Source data
▬▬▬
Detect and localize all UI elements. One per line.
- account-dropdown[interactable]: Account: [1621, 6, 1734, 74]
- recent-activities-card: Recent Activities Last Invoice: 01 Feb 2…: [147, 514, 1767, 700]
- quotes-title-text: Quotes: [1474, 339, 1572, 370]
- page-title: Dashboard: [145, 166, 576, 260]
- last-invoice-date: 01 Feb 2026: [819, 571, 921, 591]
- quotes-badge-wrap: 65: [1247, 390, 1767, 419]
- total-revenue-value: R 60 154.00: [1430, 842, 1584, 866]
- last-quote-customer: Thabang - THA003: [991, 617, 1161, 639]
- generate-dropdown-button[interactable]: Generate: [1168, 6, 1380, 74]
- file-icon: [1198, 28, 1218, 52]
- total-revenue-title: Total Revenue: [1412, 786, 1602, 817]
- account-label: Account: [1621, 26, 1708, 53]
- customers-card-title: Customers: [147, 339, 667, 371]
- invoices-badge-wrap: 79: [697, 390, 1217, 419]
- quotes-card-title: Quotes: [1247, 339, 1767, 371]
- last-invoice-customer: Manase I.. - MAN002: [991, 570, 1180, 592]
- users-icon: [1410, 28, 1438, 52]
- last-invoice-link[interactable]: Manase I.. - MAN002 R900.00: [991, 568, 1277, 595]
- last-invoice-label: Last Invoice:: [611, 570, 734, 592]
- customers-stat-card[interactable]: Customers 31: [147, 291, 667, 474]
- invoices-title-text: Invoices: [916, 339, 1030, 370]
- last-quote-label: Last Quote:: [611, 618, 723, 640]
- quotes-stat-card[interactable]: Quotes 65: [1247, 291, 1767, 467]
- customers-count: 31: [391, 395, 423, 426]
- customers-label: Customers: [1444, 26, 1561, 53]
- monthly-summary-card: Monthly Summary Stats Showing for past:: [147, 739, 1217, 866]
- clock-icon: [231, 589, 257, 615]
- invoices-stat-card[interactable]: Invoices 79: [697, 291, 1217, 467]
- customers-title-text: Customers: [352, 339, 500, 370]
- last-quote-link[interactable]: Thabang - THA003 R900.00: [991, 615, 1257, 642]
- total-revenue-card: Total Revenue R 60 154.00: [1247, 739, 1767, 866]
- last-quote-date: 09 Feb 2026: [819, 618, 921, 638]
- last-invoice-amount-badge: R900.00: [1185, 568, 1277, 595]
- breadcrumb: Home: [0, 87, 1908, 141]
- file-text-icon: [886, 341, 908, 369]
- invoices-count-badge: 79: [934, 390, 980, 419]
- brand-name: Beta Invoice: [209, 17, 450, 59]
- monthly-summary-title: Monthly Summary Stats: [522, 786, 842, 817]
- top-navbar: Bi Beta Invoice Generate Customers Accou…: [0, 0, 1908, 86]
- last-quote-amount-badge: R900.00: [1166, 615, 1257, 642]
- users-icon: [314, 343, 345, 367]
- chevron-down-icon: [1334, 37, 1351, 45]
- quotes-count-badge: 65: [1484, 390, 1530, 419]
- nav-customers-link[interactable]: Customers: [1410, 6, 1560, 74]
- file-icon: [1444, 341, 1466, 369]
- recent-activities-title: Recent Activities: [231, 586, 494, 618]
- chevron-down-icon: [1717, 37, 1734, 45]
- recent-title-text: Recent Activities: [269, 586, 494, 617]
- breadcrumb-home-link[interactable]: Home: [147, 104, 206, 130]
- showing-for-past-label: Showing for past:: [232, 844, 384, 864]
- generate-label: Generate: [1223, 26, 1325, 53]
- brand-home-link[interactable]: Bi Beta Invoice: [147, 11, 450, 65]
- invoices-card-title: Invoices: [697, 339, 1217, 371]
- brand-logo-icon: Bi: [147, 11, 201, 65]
▬▬▬
# [What the task requires]
Change "Dashboard" to "Overview" in the stretch from the first line through the line containing "- customers-card-title: Customers: [147, 339, 667, 371]", and give those lines again with nothing else altered.

# [In response]
Detect and localize all UI elements. One per line.
- account-dropdown[interactable]: Account: [1621, 6, 1734, 74]
- recent-activities-card: Recent Activities Last Invoice: 01 Feb 2…: [147, 514, 1767, 700]
- quotes-title-text: Quotes: [1474, 339, 1572, 370]
- page-title: Overview: [145, 166, 576, 260]
- last-invoice-date: 01 Feb 2026: [819, 571, 921, 591]
- quotes-badge-wrap: 65: [1247, 390, 1767, 419]
- total-revenue-value: R 60 154.00: [1430, 842, 1584, 866]
- last-quote-customer: Thabang - THA003: [991, 617, 1161, 639]
- generate-dropdown-button[interactable]: Generate: [1168, 6, 1380, 74]
- file-icon: [1198, 28, 1218, 52]
- total-revenue-title: Total Revenue: [1412, 786, 1602, 817]
- account-label: Account: [1621, 26, 1708, 53]
- customers-card-title: Customers: [147, 339, 667, 371]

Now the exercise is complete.